To do: Your task is to copy the listing exactly, with the pictures left out.

— Start Given entries —

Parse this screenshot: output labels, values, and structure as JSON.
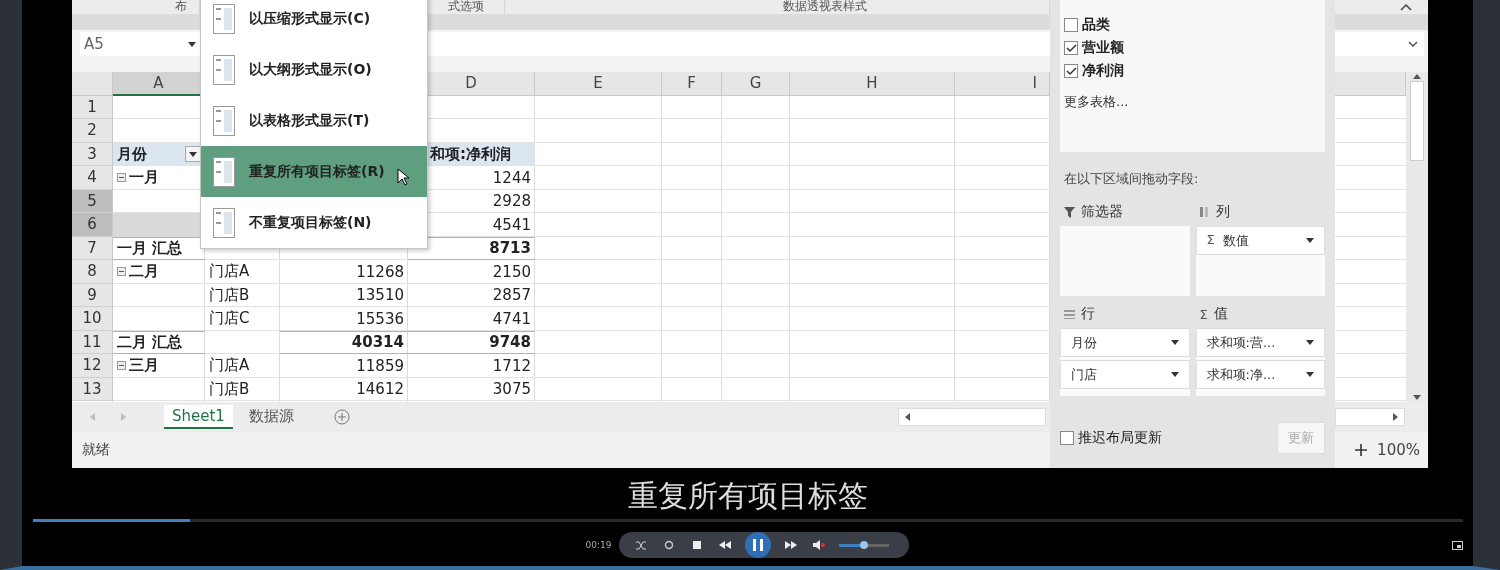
{
  "ribbon": {
    "groups": [
      "布",
      "式选项",
      "数据透视表样式"
    ]
  },
  "formula_bar": {
    "name_box": "A5"
  },
  "columns": [
    {
      "label": "A",
      "selected": true
    },
    {
      "label": "D",
      "selected": false
    },
    {
      "label": "E",
      "selected": false
    },
    {
      "label": "F",
      "selected": false
    },
    {
      "label": "G",
      "selected": false
    },
    {
      "label": "H",
      "selected": false
    },
    {
      "label": "I",
      "selected": false
    }
  ],
  "rows": [
    {
      "num": "1",
      "kind": "blank",
      "selected": false
    },
    {
      "num": "2",
      "kind": "blank",
      "selected": false
    },
    {
      "num": "3",
      "kind": "header",
      "selected": false,
      "a": "月份",
      "d": "和项:净利润"
    },
    {
      "num": "4",
      "kind": "group",
      "selected": false,
      "a": "一月",
      "d": "1244"
    },
    {
      "num": "5",
      "kind": "item",
      "selected": true,
      "d": "2928"
    },
    {
      "num": "6",
      "kind": "item",
      "selected": true,
      "d": "4541"
    },
    {
      "num": "7",
      "kind": "subtotal",
      "selected": false,
      "a": "一月 汇总",
      "d": "8713"
    },
    {
      "num": "8",
      "kind": "group",
      "selected": false,
      "a": "二月",
      "b": "门店A",
      "c": "11268",
      "d": "2150"
    },
    {
      "num": "9",
      "kind": "item",
      "selected": false,
      "b": "门店B",
      "c": "13510",
      "d": "2857"
    },
    {
      "num": "10",
      "kind": "item",
      "selected": false,
      "b": "门店C",
      "c": "15536",
      "d": "4741"
    },
    {
      "num": "11",
      "kind": "subtotal",
      "selected": false,
      "a": "二月 汇总",
      "c": "40314",
      "d": "9748"
    },
    {
      "num": "12",
      "kind": "group",
      "selected": false,
      "a": "三月",
      "b": "门店A",
      "c": "11859",
      "d": "1712"
    },
    {
      "num": "13",
      "kind": "item",
      "selected": false,
      "b": "门店B",
      "c": "14612",
      "d": "3075"
    }
  ],
  "sheet_tabs": [
    {
      "label": "Sheet1",
      "selected": true
    },
    {
      "label": "数据源",
      "selected": false
    }
  ],
  "status_bar": {
    "status": "就绪",
    "zoom": "100%"
  },
  "layout_menu": [
    {
      "label": "以压缩形式显示(C)",
      "selected": false
    },
    {
      "label": "以大纲形式显示(O)",
      "selected": false
    },
    {
      "label": "以表格形式显示(T)",
      "selected": false
    },
    {
      "label": "重复所有项目标签(R)",
      "selected": true
    },
    {
      "label": "不重复项目标签(N)",
      "selected": false
    }
  ],
  "pivot_panel": {
    "fields": [
      {
        "label": "品类",
        "checked": false
      },
      {
        "label": "营业额",
        "checked": true
      },
      {
        "label": "净利润",
        "checked": true
      }
    ],
    "more_link": "更多表格...",
    "drag_hint": "在以下区域间拖动字段:",
    "areas": [
      {
        "kind": "filter",
        "title": "筛选器"
      },
      {
        "kind": "columns",
        "title": "列",
        "items": [
          {
            "symbol": "Σ",
            "label": "数值"
          }
        ]
      },
      {
        "kind": "rows",
        "title": "行",
        "items": [
          {
            "label": "月份"
          },
          {
            "label": "门店"
          }
        ]
      },
      {
        "kind": "values",
        "symbol": "Σ",
        "title": "值",
        "items": [
          {
            "label": "求和项:营..."
          },
          {
            "label": "求和项:净..."
          }
        ]
      }
    ],
    "defer": {
      "label": "推迟布局更新",
      "checked": false
    },
    "update_button": {
      "label": "更新",
      "disabled": true
    }
  },
  "player": {
    "subtitle": "重复所有项目标签",
    "progress": {
      "level": 0.11
    },
    "time": "00:19",
    "volume": {
      "level": 0.5
    },
    "muted": true
  }
}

— End Given entries —

Finished exercise:
Parse this screenshot: output labels, values, and structure as JSON.
{
  "ribbon": {
    "groups": [
      "布",
      "式选项",
      "数据透视表样式"
    ]
  },
  "formula_bar": {
    "name_box": "A5"
  },
  "columns": [
    {
      "label": "A",
      "selected": true
    },
    {
      "label": "D",
      "selected": false
    },
    {
      "label": "E",
      "selected": false
    },
    {
      "label": "F",
      "selected": false
    },
    {
      "label": "G",
      "selected": false
    },
    {
      "label": "H",
      "selected": false
    },
    {
      "label": "I",
      "selected": false
    }
  ],
  "rows": [
    {
      "num": "1",
      "kind": "blank",
      "selected": false
    },
    {
      "num": "2",
      "kind": "blank",
      "selected": false
    },
    {
      "num": "3",
      "kind": "header",
      "selected": false,
      "a": "月份",
      "d": "和项:净利润"
    },
    {
      "num": "4",
      "kind": "group",
      "selected": false,
      "a": "一月",
      "d": "1244"
    },
    {
      "num": "5",
      "kind": "item",
      "selected": true,
      "d": "2928"
    },
    {
      "num": "6",
      "kind": "item",
      "selected": true,
      "d": "4541"
    },
    {
      "num": "7",
      "kind": "subtotal",
      "selected": false,
      "a": "一月 汇总",
      "d": "8713"
    },
    {
      "num": "8",
      "kind": "group",
      "selected": false,
      "a": "二月",
      "b": "门店A",
      "c": "11268",
      "d": "2150"
    },
    {
      "num": "9",
      "kind": "item",
      "selected": false,
      "b": "门店B",
      "c": "13510",
      "d": "2857"
    },
    {
      "num": "10",
      "kind": "item",
      "selected": false,
      "b": "门店C",
      "c": "15536",
      "d": "4741"
    },
    {
      "num": "11",
      "kind": "subtotal",
      "selected": false,
      "a": "二月 汇总",
      "c": "40314",
      "d": "9748"
    },
    {
      "num": "12",
      "kind": "group",
      "selected": false,
      "a": "三月",
      "b": "门店A",
      "c": "11859",
      "d": "1712"
    },
    {
      "num": "13",
      "kind": "item",
      "selected": false,
      "b": "门店B",
      "c": "14612",
      "d": "3075"
    }
  ],
  "sheet_tabs": [
    {
      "label": "Sheet1",
      "selected": true
    },
    {
      "label": "数据源",
      "selected": false
    }
  ],
  "status_bar": {
    "status": "就绪",
    "zoom": "100%"
  },
  "layout_menu": [
    {
      "label": "以压缩形式显示(C)",
      "selected": false
    },
    {
      "label": "以大纲形式显示(O)",
      "selected": false
    },
    {
      "label": "以表格形式显示(T)",
      "selected": false
    },
    {
      "label": "重复所有项目标签(R)",
      "selected": true
    },
    {
      "label": "不重复项目标签(N)",
      "selected": false
    }
  ],
  "pivot_panel": {
    "fields": [
      {
        "label": "品类",
        "checked": false
      },
      {
        "label": "营业额",
        "checked": true
      },
      {
        "label": "净利润",
        "checked": true
      }
    ],
    "more_link": "更多表格...",
    "drag_hint": "在以下区域间拖动字段:",
    "areas": [
      {
        "kind": "filter",
        "title": "筛选器"
      },
      {
        "kind": "columns",
        "title": "列",
        "items": [
          {
            "symbol": "Σ",
            "label": "数值"
          }
        ]
      },
      {
        "kind": "rows",
        "title": "行",
        "items": [
          {
            "label": "月份"
          },
          {
            "label": "门店"
          }
        ]
      },
      {
        "kind": "values",
        "symbol": "Σ",
        "title": "值",
        "items": [
          {
            "label": "求和项:营..."
          },
          {
            "label": "求和项:净..."
          }
        ]
      }
    ],
    "defer": {
      "label": "推迟布局更新",
      "checked": false
    },
    "update_button": {
      "label": "更新",
      "disabled": true
    }
  },
  "player": {
    "subtitle": "重复所有项目标签",
    "progress": {
      "level": 0.11
    },
    "time": "00:19",
    "volume": {
      "level": 0.5
    },
    "muted": true
  }
}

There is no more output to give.